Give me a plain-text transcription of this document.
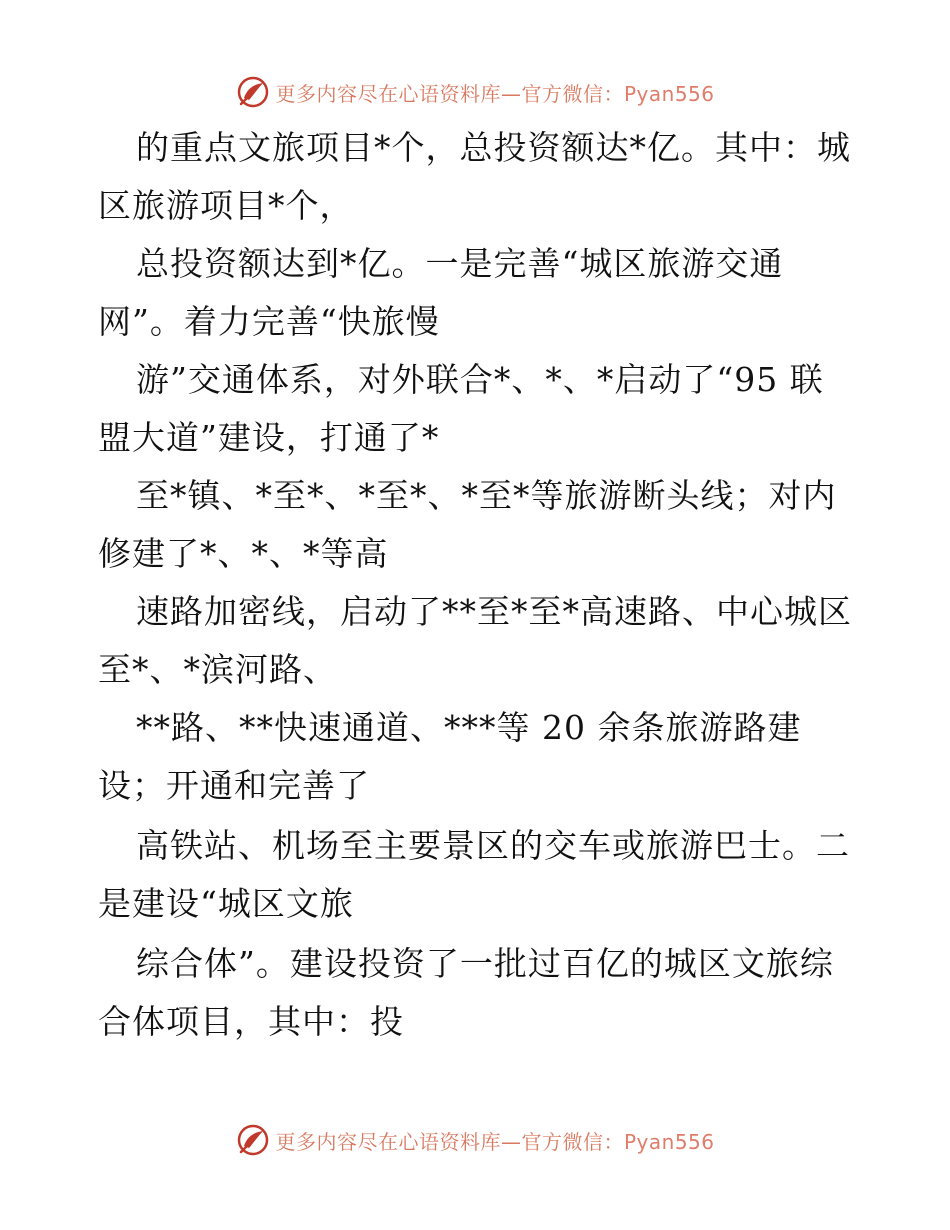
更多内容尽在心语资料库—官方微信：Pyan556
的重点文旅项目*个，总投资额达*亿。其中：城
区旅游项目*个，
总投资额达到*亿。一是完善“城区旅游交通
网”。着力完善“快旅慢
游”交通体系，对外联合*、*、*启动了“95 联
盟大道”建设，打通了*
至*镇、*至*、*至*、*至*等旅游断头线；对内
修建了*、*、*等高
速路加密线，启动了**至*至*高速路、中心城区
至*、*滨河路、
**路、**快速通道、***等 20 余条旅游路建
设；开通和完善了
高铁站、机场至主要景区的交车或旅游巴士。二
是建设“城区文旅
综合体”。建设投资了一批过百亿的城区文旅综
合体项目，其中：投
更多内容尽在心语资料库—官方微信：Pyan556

EXERCISE INSTRUCTIONS
Pictures stay out of the copy; please restate every record above exactly.

EXPECTED ANSWER
Give me a plain-text transcription of this document.
更多内容尽在心语资料库—官方微信：Pyan556
的重点文旅项目*个，总投资额达*亿。其中：城
区旅游项目*个，
总投资额达到*亿。一是完善“城区旅游交通
网”。着力完善“快旅慢
游”交通体系，对外联合*、*、*启动了“95 联
盟大道”建设，打通了*
至*镇、*至*、*至*、*至*等旅游断头线；对内
修建了*、*、*等高
速路加密线，启动了**至*至*高速路、中心城区
至*、*滨河路、
**路、**快速通道、***等 20 余条旅游路建
设；开通和完善了
高铁站、机场至主要景区的交车或旅游巴士。二
是建设“城区文旅
综合体”。建设投资了一批过百亿的城区文旅综
合体项目，其中：投
更多内容尽在心语资料库—官方微信：Pyan556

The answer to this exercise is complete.